◆ GIVEN INSTRUCTION
From the material below, list every line containing "dependence".

◆ GIVEN DATA
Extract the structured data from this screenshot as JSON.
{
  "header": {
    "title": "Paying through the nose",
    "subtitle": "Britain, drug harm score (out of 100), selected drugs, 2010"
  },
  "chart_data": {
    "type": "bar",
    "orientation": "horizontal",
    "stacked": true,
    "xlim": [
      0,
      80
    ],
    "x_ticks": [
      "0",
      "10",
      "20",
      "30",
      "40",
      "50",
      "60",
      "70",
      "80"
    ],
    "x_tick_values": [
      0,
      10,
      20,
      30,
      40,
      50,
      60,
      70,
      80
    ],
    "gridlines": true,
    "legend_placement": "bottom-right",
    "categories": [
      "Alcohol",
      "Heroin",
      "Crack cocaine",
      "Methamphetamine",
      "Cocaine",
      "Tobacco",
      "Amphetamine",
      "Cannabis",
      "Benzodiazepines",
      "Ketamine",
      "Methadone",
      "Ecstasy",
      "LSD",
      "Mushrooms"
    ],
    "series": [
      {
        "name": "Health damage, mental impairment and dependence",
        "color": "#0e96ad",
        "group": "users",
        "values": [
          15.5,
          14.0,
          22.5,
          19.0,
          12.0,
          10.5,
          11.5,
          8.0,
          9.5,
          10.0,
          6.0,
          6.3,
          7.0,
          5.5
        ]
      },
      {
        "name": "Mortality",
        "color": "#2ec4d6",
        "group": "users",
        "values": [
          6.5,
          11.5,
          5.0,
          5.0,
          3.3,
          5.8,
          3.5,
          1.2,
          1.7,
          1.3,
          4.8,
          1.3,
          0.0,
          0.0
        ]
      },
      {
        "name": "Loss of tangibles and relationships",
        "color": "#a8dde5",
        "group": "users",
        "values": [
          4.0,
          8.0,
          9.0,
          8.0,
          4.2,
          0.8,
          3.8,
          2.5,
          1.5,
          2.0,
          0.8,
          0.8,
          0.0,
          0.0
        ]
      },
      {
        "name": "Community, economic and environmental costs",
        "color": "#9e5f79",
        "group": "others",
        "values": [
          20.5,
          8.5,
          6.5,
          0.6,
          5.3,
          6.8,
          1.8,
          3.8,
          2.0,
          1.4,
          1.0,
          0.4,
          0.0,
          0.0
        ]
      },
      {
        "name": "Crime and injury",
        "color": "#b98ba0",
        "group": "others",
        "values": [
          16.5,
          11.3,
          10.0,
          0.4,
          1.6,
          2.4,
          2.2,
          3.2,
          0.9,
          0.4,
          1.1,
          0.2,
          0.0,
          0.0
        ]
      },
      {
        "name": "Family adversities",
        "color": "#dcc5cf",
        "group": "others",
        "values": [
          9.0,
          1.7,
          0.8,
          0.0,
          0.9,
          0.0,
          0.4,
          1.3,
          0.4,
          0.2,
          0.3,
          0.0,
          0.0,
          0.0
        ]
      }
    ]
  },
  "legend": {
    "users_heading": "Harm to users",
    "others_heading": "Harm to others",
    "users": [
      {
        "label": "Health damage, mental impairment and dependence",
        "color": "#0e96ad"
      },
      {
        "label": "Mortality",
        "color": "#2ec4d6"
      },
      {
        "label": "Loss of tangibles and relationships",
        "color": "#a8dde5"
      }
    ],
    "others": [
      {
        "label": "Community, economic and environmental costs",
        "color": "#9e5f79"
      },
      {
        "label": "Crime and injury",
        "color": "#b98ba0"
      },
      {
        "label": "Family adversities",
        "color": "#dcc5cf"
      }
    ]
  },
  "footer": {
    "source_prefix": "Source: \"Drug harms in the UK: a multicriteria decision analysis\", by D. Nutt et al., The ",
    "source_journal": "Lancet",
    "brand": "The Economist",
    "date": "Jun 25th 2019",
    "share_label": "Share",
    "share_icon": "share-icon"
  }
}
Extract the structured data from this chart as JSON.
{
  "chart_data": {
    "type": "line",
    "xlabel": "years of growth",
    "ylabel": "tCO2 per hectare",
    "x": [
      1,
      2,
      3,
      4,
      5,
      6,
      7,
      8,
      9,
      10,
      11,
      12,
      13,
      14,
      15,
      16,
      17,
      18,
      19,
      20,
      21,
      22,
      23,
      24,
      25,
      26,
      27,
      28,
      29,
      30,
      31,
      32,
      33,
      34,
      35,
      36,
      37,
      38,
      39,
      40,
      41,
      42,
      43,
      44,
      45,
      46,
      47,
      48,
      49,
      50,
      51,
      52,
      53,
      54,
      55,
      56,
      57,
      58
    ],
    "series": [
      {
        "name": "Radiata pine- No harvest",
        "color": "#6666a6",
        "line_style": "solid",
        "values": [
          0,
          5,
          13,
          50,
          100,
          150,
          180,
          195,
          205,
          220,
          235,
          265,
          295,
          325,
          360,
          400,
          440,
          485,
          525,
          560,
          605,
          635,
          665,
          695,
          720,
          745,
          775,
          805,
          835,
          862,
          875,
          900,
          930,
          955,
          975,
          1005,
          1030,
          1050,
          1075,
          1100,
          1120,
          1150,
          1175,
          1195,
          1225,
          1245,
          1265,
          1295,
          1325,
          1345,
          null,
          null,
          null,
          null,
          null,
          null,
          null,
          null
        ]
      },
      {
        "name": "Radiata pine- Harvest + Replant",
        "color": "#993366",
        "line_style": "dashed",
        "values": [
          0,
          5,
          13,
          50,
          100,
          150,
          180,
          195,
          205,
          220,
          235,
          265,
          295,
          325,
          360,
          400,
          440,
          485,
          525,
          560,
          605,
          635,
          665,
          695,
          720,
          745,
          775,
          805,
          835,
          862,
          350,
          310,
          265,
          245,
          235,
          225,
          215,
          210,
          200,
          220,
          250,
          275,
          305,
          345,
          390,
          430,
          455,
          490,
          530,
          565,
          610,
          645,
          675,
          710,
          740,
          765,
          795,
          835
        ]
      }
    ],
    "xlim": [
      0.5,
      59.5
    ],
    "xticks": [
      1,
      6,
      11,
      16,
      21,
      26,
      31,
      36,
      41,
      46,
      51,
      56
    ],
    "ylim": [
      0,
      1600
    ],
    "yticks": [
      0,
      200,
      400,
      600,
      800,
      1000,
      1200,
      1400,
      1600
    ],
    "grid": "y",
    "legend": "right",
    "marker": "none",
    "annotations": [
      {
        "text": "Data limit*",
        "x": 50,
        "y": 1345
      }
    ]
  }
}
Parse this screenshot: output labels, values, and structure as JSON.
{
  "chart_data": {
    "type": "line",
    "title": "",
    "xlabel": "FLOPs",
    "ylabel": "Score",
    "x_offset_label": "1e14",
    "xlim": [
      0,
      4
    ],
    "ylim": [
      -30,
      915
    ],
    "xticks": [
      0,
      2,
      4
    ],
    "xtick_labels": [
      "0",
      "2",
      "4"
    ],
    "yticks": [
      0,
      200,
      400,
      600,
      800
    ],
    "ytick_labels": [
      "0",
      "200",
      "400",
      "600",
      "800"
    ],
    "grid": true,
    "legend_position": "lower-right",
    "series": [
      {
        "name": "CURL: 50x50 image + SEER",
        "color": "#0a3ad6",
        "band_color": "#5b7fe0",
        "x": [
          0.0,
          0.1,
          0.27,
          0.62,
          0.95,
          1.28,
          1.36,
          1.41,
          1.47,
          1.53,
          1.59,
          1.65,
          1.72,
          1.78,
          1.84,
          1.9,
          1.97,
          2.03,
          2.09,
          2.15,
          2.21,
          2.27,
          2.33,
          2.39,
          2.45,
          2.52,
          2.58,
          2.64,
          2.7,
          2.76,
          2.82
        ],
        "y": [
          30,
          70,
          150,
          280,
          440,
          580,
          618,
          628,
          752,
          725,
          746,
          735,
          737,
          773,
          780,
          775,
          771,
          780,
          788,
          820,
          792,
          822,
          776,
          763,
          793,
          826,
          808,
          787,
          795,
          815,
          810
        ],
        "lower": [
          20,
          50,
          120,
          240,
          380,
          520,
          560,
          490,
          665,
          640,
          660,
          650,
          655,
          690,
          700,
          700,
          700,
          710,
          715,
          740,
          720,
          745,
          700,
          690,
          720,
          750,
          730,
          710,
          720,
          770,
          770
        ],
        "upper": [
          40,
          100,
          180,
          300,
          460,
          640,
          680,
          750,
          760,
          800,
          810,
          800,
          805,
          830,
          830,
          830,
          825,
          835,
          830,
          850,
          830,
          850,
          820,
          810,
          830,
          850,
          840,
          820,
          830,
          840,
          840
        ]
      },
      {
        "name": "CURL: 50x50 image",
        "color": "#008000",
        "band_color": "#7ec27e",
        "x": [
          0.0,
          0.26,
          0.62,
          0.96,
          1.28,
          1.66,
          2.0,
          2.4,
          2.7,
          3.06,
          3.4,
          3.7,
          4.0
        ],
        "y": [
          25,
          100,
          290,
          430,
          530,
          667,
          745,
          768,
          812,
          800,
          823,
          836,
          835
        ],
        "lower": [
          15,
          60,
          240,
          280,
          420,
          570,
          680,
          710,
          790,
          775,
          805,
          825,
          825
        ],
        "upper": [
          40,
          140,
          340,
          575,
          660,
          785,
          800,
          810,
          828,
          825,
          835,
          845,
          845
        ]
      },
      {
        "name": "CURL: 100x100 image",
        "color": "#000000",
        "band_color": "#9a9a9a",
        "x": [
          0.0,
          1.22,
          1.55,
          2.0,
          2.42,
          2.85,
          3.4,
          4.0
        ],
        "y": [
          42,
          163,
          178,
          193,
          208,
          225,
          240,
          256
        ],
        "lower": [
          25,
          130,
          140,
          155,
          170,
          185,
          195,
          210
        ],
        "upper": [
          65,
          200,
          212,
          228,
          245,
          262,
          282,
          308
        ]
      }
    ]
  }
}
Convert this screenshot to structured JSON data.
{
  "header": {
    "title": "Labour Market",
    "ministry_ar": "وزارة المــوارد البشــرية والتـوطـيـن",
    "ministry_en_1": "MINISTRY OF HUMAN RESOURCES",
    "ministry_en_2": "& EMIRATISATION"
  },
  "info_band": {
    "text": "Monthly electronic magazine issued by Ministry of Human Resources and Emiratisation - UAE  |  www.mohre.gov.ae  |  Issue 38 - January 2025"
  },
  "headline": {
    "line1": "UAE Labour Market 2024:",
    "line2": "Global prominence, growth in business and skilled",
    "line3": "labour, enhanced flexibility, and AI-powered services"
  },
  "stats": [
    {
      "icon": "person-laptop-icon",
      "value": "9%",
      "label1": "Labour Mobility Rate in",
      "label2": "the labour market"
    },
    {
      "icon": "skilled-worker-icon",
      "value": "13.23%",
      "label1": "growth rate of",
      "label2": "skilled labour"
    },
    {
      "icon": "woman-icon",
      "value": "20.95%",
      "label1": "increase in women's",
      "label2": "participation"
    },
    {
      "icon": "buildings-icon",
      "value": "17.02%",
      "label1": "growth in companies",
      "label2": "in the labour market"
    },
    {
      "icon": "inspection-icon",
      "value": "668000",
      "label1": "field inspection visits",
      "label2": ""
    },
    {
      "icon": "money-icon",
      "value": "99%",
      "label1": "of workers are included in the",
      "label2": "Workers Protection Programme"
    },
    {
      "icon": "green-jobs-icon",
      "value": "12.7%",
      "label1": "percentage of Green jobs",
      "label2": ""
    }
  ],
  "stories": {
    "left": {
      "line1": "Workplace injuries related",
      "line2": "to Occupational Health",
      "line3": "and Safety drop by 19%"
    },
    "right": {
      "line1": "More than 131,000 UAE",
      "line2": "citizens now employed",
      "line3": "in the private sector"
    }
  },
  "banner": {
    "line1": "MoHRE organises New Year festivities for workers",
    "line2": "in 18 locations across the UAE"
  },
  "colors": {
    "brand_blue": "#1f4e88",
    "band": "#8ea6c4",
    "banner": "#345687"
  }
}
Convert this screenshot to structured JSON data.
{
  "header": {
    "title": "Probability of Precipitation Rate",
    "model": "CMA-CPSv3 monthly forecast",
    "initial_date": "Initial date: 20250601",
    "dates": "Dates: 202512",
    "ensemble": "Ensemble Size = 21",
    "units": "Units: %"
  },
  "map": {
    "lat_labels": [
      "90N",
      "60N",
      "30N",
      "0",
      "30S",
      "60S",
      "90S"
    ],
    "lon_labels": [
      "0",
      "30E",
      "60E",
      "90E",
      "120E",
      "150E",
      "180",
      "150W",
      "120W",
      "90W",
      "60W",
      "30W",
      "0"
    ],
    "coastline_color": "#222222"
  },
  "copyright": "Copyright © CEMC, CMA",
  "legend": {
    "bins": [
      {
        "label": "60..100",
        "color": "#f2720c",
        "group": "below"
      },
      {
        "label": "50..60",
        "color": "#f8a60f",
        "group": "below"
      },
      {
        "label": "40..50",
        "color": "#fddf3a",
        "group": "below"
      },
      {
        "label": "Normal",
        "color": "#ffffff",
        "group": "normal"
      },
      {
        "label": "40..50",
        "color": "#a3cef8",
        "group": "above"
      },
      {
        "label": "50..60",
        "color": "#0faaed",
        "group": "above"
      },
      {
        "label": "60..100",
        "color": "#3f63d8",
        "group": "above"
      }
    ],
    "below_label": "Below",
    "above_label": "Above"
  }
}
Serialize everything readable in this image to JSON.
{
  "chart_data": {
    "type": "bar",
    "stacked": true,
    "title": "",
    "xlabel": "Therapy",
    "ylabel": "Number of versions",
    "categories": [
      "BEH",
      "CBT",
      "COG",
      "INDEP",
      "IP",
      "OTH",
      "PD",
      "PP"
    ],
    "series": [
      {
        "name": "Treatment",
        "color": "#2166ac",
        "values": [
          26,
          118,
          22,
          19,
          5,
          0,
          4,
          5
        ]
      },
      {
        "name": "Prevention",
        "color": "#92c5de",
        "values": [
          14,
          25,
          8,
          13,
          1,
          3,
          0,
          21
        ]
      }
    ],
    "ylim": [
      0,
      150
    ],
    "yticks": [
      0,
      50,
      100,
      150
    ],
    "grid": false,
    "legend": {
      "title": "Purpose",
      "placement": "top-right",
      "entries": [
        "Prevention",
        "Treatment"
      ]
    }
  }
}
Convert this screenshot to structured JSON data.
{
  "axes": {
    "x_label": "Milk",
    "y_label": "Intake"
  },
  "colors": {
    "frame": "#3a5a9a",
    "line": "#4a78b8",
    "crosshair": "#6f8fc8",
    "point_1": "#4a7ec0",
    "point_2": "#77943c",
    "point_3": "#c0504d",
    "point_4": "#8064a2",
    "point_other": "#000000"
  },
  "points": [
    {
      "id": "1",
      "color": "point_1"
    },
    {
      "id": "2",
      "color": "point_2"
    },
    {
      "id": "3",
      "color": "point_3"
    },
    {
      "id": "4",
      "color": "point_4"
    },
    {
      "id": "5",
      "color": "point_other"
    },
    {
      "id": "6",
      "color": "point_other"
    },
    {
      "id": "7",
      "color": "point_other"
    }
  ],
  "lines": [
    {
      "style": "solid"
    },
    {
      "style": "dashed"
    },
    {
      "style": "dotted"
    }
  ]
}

◆ RESPONSE TO THE EXERCISE
        "name": "Health damage, mental impairment and dependence",
        "label": "Health damage, mental impairment and dependence",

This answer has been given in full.